**EXERCISE INSTRUCTIONS:**
Read through the entries below and return each line with the word "Imports".

(Figure collection entries)
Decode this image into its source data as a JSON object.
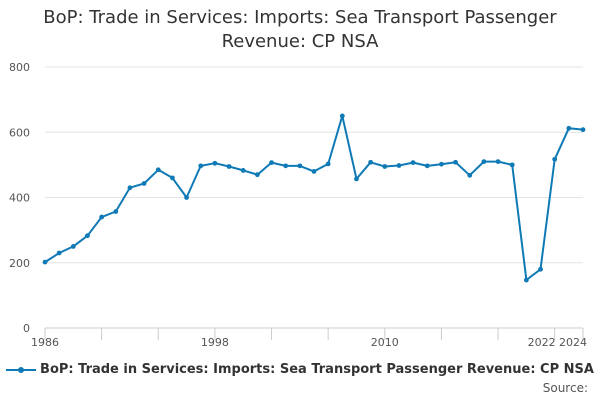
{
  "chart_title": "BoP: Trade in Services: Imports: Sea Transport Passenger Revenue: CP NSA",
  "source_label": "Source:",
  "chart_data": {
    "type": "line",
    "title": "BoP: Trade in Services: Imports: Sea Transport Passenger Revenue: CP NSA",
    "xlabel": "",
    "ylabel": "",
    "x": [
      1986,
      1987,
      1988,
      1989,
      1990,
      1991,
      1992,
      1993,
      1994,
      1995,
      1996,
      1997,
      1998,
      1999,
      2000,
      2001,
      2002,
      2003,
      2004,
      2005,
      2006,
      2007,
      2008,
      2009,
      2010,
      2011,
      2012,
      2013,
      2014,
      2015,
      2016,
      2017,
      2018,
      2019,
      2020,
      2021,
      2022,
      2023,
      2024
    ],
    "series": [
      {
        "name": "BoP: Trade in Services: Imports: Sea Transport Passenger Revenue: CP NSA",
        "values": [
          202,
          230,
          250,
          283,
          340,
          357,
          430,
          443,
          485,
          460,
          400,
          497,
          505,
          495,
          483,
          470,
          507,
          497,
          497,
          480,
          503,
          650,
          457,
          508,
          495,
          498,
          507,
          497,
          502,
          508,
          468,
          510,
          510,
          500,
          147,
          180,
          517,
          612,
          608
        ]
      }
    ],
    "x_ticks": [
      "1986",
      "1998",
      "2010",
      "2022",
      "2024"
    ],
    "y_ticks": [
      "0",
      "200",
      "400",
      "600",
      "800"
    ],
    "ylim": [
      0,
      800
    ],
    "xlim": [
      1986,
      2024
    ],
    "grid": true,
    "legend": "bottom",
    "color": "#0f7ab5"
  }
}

==

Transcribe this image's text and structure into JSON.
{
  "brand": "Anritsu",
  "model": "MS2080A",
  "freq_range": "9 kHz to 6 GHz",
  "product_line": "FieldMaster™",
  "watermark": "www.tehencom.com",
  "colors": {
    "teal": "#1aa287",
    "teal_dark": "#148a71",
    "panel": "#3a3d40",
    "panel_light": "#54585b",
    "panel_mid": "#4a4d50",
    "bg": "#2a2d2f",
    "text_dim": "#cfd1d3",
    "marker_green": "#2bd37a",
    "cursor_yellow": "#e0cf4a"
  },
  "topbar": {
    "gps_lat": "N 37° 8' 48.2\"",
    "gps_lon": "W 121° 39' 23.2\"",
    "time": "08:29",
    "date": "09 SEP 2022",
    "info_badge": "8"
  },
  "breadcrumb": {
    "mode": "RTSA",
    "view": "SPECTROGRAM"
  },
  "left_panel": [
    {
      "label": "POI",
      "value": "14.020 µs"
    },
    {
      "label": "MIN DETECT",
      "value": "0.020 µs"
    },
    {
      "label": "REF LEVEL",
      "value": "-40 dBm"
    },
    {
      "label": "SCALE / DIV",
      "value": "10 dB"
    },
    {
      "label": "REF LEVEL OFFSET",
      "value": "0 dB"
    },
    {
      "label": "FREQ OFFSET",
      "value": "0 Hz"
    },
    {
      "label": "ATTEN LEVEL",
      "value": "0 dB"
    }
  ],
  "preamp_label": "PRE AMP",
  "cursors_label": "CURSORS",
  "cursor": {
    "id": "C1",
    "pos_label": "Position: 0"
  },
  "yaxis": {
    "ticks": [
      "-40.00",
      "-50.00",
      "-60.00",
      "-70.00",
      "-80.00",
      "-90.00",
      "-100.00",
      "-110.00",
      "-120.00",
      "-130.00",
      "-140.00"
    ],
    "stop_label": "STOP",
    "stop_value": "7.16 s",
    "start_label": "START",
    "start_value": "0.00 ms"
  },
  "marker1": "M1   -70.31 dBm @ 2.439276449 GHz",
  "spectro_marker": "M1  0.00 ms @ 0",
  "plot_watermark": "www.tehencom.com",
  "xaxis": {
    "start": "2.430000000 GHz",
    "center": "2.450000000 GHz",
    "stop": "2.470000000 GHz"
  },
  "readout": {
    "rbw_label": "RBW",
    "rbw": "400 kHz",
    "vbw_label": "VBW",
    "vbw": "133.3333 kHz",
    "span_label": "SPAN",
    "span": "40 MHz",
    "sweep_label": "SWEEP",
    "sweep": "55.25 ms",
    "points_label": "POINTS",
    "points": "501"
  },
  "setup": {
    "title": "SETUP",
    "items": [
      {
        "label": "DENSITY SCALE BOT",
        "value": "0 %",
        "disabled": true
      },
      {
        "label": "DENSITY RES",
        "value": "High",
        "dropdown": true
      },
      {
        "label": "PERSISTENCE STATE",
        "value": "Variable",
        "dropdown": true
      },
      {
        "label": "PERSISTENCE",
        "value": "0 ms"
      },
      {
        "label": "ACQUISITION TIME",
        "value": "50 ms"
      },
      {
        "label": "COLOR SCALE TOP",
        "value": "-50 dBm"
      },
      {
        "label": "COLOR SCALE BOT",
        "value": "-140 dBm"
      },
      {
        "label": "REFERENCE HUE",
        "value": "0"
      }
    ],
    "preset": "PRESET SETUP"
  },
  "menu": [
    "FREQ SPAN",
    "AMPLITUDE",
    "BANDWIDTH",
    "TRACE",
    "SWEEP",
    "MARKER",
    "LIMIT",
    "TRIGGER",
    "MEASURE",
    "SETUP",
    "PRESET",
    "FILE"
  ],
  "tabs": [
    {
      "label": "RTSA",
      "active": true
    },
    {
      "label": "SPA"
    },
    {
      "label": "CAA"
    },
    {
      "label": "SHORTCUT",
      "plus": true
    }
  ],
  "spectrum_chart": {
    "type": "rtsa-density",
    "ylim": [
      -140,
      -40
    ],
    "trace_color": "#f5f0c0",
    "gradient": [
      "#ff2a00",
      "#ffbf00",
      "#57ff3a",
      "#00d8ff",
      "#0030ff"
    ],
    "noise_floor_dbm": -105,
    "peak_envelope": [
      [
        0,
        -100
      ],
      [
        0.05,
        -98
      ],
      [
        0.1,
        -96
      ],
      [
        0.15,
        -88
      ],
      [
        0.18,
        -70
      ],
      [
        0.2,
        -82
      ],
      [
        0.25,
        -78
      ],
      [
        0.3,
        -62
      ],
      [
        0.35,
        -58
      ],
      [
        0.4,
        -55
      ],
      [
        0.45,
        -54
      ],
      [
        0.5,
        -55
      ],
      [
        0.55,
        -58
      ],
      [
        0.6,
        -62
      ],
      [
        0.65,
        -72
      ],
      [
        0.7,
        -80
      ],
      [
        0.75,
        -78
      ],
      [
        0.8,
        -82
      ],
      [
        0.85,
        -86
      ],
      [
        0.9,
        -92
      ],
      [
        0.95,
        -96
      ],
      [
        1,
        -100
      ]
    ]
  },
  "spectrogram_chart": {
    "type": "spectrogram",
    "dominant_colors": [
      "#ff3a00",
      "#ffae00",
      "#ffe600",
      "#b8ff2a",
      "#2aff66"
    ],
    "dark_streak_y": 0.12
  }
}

**WORKED ANSWER:**
  "chart_title": "BoP: Trade in Services: Imports: Sea Transport Passenger Revenue: CP NSA",
    "title": "BoP: Trade in Services: Imports: Sea Transport Passenger Revenue: CP NSA",
        "name": "BoP: Trade in Services: Imports: Sea Transport Passenger Revenue: CP NSA",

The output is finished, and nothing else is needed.